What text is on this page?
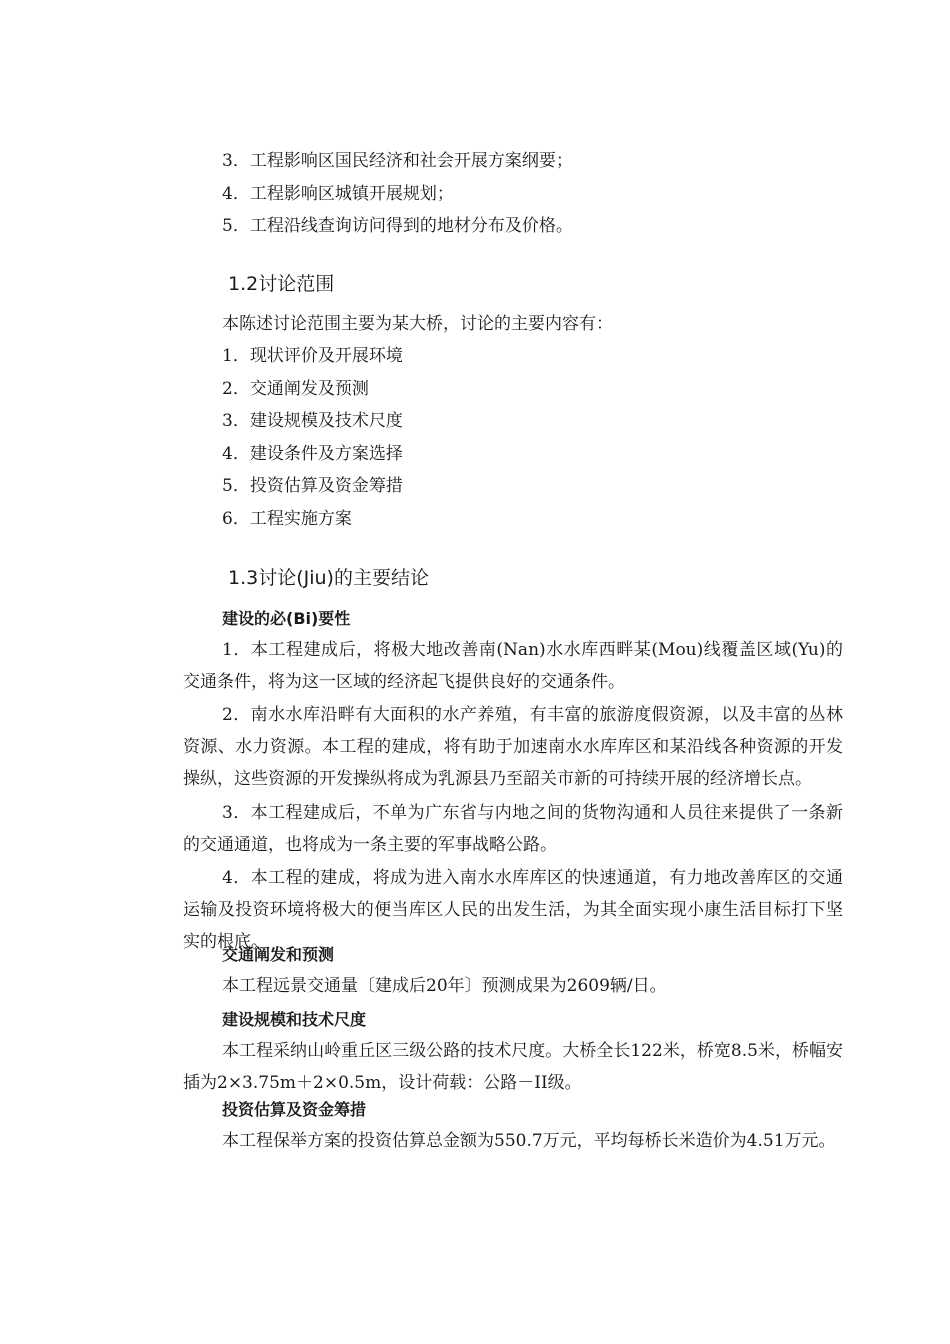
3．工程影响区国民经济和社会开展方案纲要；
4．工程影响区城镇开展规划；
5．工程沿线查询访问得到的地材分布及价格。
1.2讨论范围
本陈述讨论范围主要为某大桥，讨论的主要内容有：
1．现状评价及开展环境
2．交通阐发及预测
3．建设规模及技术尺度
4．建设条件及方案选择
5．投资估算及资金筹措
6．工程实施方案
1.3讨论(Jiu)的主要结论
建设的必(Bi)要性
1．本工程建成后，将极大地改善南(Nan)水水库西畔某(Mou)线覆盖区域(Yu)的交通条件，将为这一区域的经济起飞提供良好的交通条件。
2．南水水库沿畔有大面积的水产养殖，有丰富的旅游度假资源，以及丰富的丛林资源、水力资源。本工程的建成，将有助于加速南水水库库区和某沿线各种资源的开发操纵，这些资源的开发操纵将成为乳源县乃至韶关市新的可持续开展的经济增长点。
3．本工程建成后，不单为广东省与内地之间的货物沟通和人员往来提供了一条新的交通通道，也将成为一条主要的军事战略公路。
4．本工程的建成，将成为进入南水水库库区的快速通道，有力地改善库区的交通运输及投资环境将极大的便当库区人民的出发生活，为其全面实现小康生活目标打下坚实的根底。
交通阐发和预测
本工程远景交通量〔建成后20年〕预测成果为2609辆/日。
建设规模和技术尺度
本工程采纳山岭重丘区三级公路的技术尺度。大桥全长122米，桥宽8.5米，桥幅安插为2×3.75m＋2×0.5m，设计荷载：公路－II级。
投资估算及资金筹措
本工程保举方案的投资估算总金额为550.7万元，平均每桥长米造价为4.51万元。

* * *

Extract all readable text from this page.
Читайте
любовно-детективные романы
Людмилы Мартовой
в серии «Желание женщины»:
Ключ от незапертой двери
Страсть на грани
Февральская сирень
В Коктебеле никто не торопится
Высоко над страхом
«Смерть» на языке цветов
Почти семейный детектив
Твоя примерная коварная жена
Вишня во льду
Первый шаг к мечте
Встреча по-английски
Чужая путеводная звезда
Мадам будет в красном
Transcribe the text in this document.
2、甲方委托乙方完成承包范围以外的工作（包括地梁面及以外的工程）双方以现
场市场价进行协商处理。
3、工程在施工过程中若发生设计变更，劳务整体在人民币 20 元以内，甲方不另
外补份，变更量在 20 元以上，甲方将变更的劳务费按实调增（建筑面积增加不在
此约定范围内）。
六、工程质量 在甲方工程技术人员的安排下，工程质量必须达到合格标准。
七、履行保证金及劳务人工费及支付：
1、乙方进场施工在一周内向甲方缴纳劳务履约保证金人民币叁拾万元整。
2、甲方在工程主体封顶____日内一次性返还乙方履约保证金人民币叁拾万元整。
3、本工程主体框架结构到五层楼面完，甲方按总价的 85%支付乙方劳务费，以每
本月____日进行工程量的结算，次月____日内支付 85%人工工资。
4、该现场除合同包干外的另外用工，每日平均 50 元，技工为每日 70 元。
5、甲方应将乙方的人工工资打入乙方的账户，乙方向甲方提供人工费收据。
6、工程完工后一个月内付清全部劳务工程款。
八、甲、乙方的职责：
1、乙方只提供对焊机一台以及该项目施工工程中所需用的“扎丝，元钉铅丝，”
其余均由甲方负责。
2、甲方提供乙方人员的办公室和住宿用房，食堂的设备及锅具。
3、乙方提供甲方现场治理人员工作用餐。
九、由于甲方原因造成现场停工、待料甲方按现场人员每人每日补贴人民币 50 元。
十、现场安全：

* * *

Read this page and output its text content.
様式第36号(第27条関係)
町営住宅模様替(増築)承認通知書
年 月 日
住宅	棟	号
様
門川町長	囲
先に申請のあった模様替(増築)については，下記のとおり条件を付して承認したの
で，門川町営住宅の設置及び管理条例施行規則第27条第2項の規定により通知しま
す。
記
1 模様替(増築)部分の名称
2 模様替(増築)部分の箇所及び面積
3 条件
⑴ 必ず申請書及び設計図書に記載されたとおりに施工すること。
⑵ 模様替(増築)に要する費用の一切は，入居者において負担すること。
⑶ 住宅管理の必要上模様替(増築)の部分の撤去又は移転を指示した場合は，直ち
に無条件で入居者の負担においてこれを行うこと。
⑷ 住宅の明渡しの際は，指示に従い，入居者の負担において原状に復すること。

**Short task**
Within the listing above, find every line containing the string "this" and return it.

**Response**
What text is on this page?
Extract all readable text from this page.
Transcribe the text in this document.
Read this page and output its text content.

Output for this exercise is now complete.